▼

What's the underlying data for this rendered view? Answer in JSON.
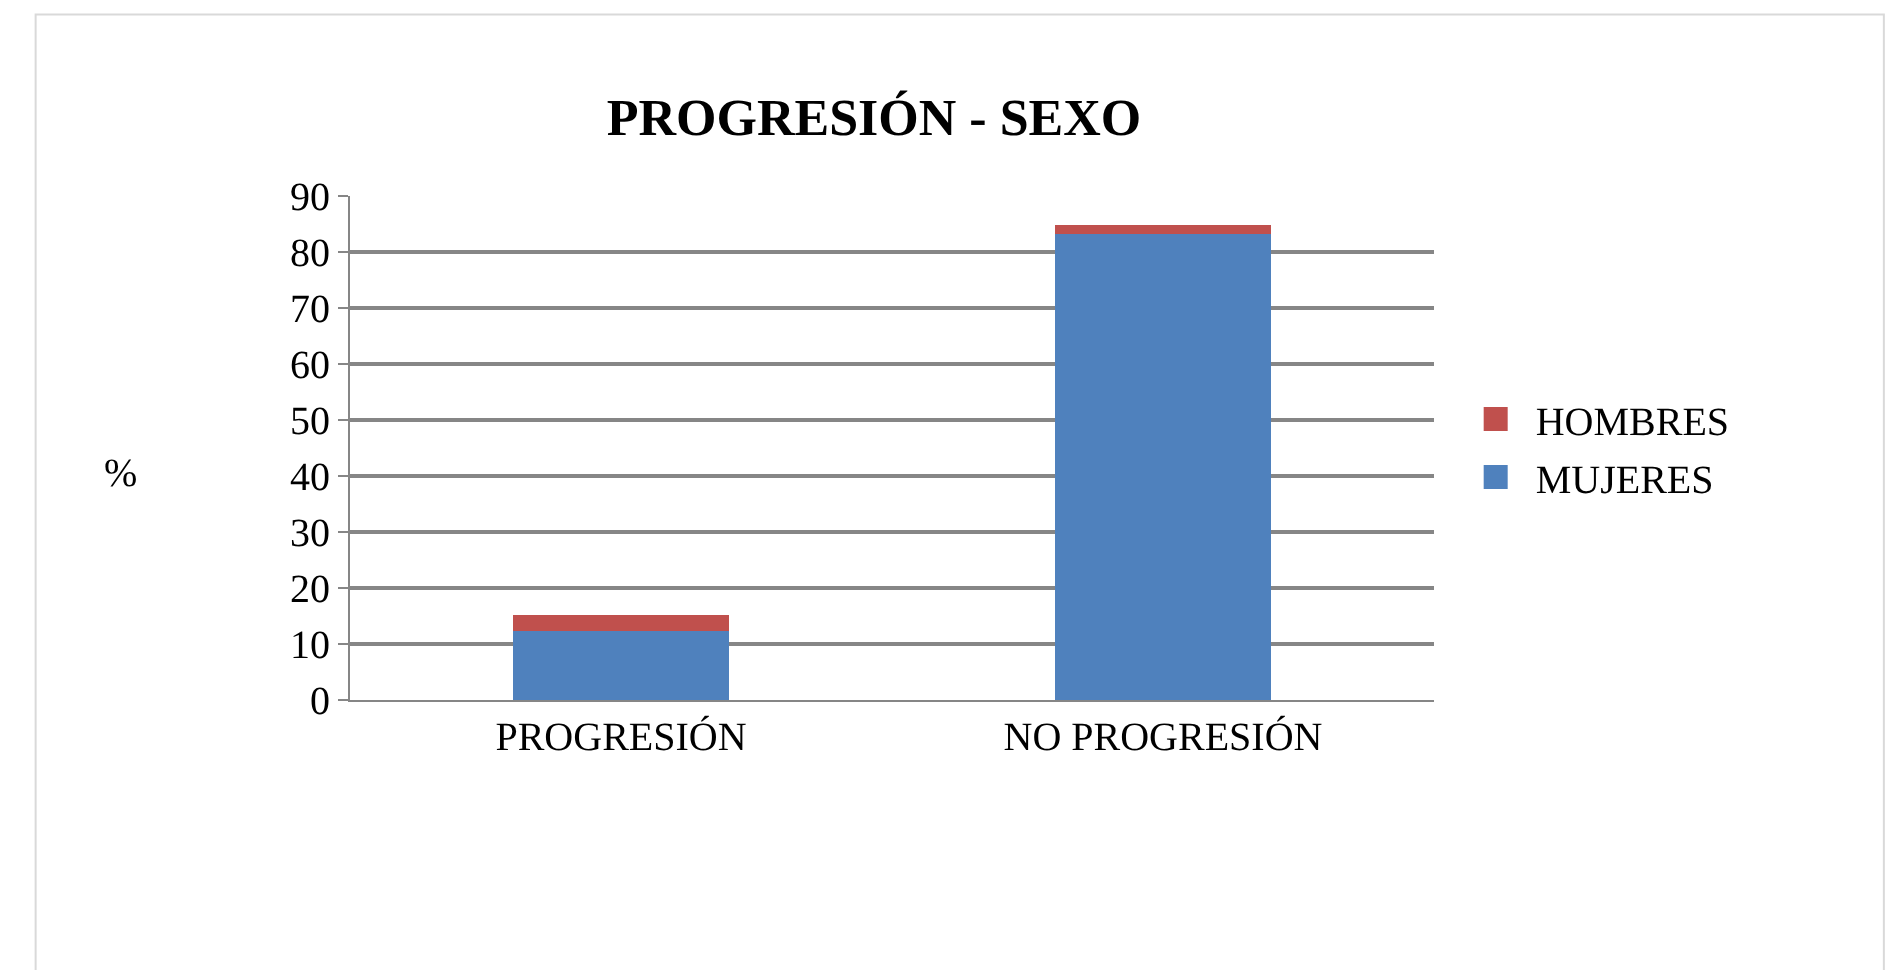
{
  "chart_data": {
    "type": "bar",
    "title": "PROGRESIÓN - SEXO",
    "ylabel": "%",
    "categories": [
      "PROGRESIÓN",
      "NO PROGRESIÓN"
    ],
    "stacked": true,
    "series": [
      {
        "name": "MUJERES",
        "color": "#4f81bd",
        "values": [
          12.3,
          83.3
        ]
      },
      {
        "name": "HOMBRES",
        "color": "#c0504d",
        "values": [
          2.8,
          1.5
        ]
      }
    ],
    "ylim": [
      0,
      90
    ],
    "yticks": [
      0,
      10,
      20,
      30,
      40,
      50,
      60,
      70,
      80,
      90
    ],
    "grid": "y",
    "legend": "right"
  }
}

▲

• [Exercise description]: Without the pictures, write out the whole listing above exactly as it appears.

• [Finished task]:
What's the underlying data for this rendered view? Answer in JSON.
{
  "chart_data": {
    "type": "bar",
    "title": "PROGRESIÓN - SEXO",
    "ylabel": "%",
    "categories": [
      "PROGRESIÓN",
      "NO PROGRESIÓN"
    ],
    "stacked": true,
    "series": [
      {
        "name": "MUJERES",
        "color": "#4f81bd",
        "values": [
          12.3,
          83.3
        ]
      },
      {
        "name": "HOMBRES",
        "color": "#c0504d",
        "values": [
          2.8,
          1.5
        ]
      }
    ],
    "ylim": [
      0,
      90
    ],
    "yticks": [
      0,
      10,
      20,
      30,
      40,
      50,
      60,
      70,
      80,
      90
    ],
    "grid": "y",
    "legend": "right"
  }
}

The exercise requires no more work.